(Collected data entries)
## Begin

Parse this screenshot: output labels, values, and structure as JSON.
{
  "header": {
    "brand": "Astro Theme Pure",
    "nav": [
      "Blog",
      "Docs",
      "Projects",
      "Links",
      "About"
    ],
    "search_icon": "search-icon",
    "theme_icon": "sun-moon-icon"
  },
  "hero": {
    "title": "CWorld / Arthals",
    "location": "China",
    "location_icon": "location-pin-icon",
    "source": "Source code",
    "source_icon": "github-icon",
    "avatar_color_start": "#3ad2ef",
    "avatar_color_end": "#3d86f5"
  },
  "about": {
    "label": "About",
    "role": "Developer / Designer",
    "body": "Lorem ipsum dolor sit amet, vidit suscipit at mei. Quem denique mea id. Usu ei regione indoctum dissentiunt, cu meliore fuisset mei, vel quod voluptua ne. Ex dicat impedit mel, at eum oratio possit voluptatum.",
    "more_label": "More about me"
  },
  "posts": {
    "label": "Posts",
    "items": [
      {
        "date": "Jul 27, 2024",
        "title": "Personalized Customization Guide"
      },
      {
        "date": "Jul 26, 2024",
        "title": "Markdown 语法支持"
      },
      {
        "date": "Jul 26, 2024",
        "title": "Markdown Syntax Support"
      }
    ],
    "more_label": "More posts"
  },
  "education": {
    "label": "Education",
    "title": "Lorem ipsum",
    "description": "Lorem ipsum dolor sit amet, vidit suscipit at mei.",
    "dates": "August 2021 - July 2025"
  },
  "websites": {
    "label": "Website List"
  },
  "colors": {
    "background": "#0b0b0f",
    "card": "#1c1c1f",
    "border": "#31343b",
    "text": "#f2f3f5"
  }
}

## End

▶ **TASK INSTRUCTIONS**
Faithfully reproduce all of the records, character for character.

▶ **SOLUTION**
Parse this screenshot: output labels, values, and structure as JSON.
{
  "header": {
    "brand": "Astro Theme Pure",
    "nav": [
      "Blog",
      "Docs",
      "Projects",
      "Links",
      "About"
    ],
    "search_icon": "search-icon",
    "theme_icon": "sun-moon-icon"
  },
  "hero": {
    "title": "CWorld / Arthals",
    "location": "China",
    "location_icon": "location-pin-icon",
    "source": "Source code",
    "source_icon": "github-icon",
    "avatar_color_start": "#3ad2ef",
    "avatar_color_end": "#3d86f5"
  },
  "about": {
    "label": "About",
    "role": "Developer / Designer",
    "body": "Lorem ipsum dolor sit amet, vidit suscipit at mei. Quem denique mea id. Usu ei regione indoctum dissentiunt, cu meliore fuisset mei, vel quod voluptua ne. Ex dicat impedit mel, at eum oratio possit voluptatum.",
    "more_label": "More about me"
  },
  "posts": {
    "label": "Posts",
    "items": [
      {
        "date": "Jul 27, 2024",
        "title": "Personalized Customization Guide"
      },
      {
        "date": "Jul 26, 2024",
        "title": "Markdown 语法支持"
      },
      {
        "date": "Jul 26, 2024",
        "title": "Markdown Syntax Support"
      }
    ],
    "more_label": "More posts"
  },
  "education": {
    "label": "Education",
    "title": "Lorem ipsum",
    "description": "Lorem ipsum dolor sit amet, vidit suscipit at mei.",
    "dates": "August 2021 - July 2025"
  },
  "websites": {
    "label": "Website List"
  },
  "colors": {
    "background": "#0b0b0f",
    "card": "#1c1c1f",
    "border": "#31343b",
    "text": "#f2f3f5"
  }
}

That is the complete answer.